Given exercise » Please write out the material below exactly as given.

==== Dataset rows

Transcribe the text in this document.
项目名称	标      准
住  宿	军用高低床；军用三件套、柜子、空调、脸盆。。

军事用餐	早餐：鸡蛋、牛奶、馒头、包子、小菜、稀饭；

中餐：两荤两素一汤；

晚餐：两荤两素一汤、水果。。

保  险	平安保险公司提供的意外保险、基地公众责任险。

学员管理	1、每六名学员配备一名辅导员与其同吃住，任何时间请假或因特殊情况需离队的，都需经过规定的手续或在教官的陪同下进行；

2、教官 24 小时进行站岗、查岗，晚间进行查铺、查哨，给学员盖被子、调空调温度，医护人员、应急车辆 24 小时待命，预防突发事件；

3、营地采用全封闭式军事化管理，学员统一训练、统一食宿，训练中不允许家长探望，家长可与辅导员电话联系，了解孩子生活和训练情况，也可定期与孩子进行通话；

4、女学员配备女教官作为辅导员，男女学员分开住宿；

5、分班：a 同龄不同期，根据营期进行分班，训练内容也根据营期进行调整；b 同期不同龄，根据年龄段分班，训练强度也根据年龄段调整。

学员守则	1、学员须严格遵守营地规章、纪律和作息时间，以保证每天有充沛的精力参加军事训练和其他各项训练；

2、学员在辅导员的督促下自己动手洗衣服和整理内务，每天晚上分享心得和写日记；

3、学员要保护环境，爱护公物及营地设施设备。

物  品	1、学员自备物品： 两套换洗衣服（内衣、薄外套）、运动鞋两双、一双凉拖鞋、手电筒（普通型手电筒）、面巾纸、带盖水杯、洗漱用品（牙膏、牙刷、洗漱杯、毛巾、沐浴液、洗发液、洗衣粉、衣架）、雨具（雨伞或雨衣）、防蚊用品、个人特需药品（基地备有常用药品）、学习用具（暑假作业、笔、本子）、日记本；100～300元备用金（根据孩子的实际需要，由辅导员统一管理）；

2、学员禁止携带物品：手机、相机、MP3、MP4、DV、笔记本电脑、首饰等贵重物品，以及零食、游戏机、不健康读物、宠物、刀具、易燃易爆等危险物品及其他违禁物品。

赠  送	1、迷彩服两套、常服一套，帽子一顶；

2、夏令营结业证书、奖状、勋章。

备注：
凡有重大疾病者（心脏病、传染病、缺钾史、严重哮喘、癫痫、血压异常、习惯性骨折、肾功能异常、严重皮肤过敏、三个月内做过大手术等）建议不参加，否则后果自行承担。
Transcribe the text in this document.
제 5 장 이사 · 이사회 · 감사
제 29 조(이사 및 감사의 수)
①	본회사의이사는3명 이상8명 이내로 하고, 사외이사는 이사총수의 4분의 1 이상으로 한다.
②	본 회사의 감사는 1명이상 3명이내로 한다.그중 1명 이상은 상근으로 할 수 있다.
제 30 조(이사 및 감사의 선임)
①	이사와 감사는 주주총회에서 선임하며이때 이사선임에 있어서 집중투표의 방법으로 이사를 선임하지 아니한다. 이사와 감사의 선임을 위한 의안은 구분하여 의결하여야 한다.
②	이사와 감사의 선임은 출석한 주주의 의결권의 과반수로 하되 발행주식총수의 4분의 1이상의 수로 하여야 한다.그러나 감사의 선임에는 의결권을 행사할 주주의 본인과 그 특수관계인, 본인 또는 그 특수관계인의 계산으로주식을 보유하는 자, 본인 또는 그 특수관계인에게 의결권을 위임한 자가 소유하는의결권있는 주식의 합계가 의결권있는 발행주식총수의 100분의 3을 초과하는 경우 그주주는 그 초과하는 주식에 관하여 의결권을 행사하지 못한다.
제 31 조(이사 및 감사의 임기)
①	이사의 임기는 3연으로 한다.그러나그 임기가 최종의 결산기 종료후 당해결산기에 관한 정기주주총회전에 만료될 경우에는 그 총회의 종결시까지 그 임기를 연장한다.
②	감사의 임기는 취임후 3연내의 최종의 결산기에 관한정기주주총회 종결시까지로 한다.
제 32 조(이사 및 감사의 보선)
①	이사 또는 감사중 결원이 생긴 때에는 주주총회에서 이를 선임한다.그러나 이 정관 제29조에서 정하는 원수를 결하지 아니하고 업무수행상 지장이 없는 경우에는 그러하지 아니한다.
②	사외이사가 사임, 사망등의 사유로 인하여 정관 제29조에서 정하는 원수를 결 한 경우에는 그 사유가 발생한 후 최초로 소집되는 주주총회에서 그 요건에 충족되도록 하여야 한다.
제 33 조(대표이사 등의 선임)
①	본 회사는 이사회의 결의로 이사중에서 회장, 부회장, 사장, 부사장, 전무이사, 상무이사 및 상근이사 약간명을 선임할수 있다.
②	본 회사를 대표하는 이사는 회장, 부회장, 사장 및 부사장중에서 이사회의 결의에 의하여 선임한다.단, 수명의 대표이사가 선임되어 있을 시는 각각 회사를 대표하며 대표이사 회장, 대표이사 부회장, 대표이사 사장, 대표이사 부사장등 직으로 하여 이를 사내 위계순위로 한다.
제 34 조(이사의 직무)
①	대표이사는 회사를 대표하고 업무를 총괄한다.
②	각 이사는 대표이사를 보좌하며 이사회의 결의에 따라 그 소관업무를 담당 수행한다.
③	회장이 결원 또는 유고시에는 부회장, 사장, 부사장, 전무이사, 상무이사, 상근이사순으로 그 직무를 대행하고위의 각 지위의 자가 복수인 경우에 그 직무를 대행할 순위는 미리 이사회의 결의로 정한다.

========

Response for this exercise »
Transcribe the text in this document.
项目名称	标      准
住  宿	军用高低床；军用三件套、柜子、空调、脸盆。。

军事用餐	早餐：鸡蛋、牛奶、馒头、包子、小菜、稀饭；

中餐：两荤两素一汤；

晚餐：两荤两素一汤、水果。。

保  险	平安保险公司提供的意外保险、基地公众责任险。

学员管理	1、每六名学员配备一名辅导员与其同吃住，任何时间请假或因特殊情况需离队的，都需经过规定的手续或在教官的陪同下进行；

2、教官 24 小时进行站岗、查岗，晚间进行查铺、查哨，给学员盖被子、调空调温度，医护人员、应急车辆 24 小时待命，预防突发事件；

3、营地采用全封闭式军事化管理，学员统一训练、统一食宿，训练中不允许家长探望，家长可与辅导员电话联系，了解孩子生活和训练情况，也可定期与孩子进行通话；

4、女学员配备女教官作为辅导员，男女学员分开住宿；

5、分班：a 同龄不同期，根据营期进行分班，训练内容也根据营期进行调整；b 同期不同龄，根据年龄段分班，训练强度也根据年龄段调整。

学员守则	1、学员须严格遵守营地规章、纪律和作息时间，以保证每天有充沛的精力参加军事训练和其他各项训练；

2、学员在辅导员的督促下自己动手洗衣服和整理内务，每天晚上分享心得和写日记；

3、学员要保护环境，爱护公物及营地设施设备。

物  品	1、学员自备物品： 两套换洗衣服（内衣、薄外套）、运动鞋两双、一双凉拖鞋、手电筒（普通型手电筒）、面巾纸、带盖水杯、洗漱用品（牙膏、牙刷、洗漱杯、毛巾、沐浴液、洗发液、洗衣粉、衣架）、雨具（雨伞或雨衣）、防蚊用品、个人特需药品（基地备有常用药品）、学习用具（暑假作业、笔、本子）、日记本；100～300元备用金（根据孩子的实际需要，由辅导员统一管理）；

2、学员禁止携带物品：手机、相机、MP3、MP4、DV、笔记本电脑、首饰等贵重物品，以及零食、游戏机、不健康读物、宠物、刀具、易燃易爆等危险物品及其他违禁物品。

赠  送	1、迷彩服两套、常服一套，帽子一顶；

2、夏令营结业证书、奖状、勋章。

备注：
凡有重大疾病者（心脏病、传染病、缺钾史、严重哮喘、癫痫、血压异常、习惯性骨折、肾功能异常、严重皮肤过敏、三个月内做过大手术等）建议不参加，否则后果自行承担。
Transcribe the text in this document.
제 5 장 이사 · 이사회 · 감사
제 29 조(이사 및 감사의 수)
①	본회사의이사는3명 이상8명 이내로 하고, 사외이사는 이사총수의 4분의 1 이상으로 한다.
②	본 회사의 감사는 1명이상 3명이내로 한다.그중 1명 이상은 상근으로 할 수 있다.
제 30 조(이사 및 감사의 선임)
①	이사와 감사는 주주총회에서 선임하며이때 이사선임에 있어서 집중투표의 방법으로 이사를 선임하지 아니한다. 이사와 감사의 선임을 위한 의안은 구분하여 의결하여야 한다.
②	이사와 감사의 선임은 출석한 주주의 의결권의 과반수로 하되 발행주식총수의 4분의 1이상의 수로 하여야 한다.그러나 감사의 선임에는 의결권을 행사할 주주의 본인과 그 특수관계인, 본인 또는 그 특수관계인의 계산으로주식을 보유하는 자, 본인 또는 그 특수관계인에게 의결권을 위임한 자가 소유하는의결권있는 주식의 합계가 의결권있는 발행주식총수의 100분의 3을 초과하는 경우 그주주는 그 초과하는 주식에 관하여 의결권을 행사하지 못한다.
제 31 조(이사 및 감사의 임기)
①	이사의 임기는 3연으로 한다.그러나그 임기가 최종의 결산기 종료후 당해결산기에 관한 정기주주총회전에 만료될 경우에는 그 총회의 종결시까지 그 임기를 연장한다.
②	감사의 임기는 취임후 3연내의 최종의 결산기에 관한정기주주총회 종결시까지로 한다.
제 32 조(이사 및 감사의 보선)
①	이사 또는 감사중 결원이 생긴 때에는 주주총회에서 이를 선임한다.그러나 이 정관 제29조에서 정하는 원수를 결하지 아니하고 업무수행상 지장이 없는 경우에는 그러하지 아니한다.
②	사외이사가 사임, 사망등의 사유로 인하여 정관 제29조에서 정하는 원수를 결 한 경우에는 그 사유가 발생한 후 최초로 소집되는 주주총회에서 그 요건에 충족되도록 하여야 한다.
제 33 조(대표이사 등의 선임)
①	본 회사는 이사회의 결의로 이사중에서 회장, 부회장, 사장, 부사장, 전무이사, 상무이사 및 상근이사 약간명을 선임할수 있다.
②	본 회사를 대표하는 이사는 회장, 부회장, 사장 및 부사장중에서 이사회의 결의에 의하여 선임한다.단, 수명의 대표이사가 선임되어 있을 시는 각각 회사를 대표하며 대표이사 회장, 대표이사 부회장, 대표이사 사장, 대표이사 부사장등 직으로 하여 이를 사내 위계순위로 한다.
제 34 조(이사의 직무)
①	대표이사는 회사를 대표하고 업무를 총괄한다.
②	각 이사는 대표이사를 보좌하며 이사회의 결의에 따라 그 소관업무를 담당 수행한다.
③	회장이 결원 또는 유고시에는 부회장, 사장, 부사장, 전무이사, 상무이사, 상근이사순으로 그 직무를 대행하고위의 각 지위의 자가 복수인 경우에 그 직무를 대행할 순위는 미리 이사회의 결의로 정한다.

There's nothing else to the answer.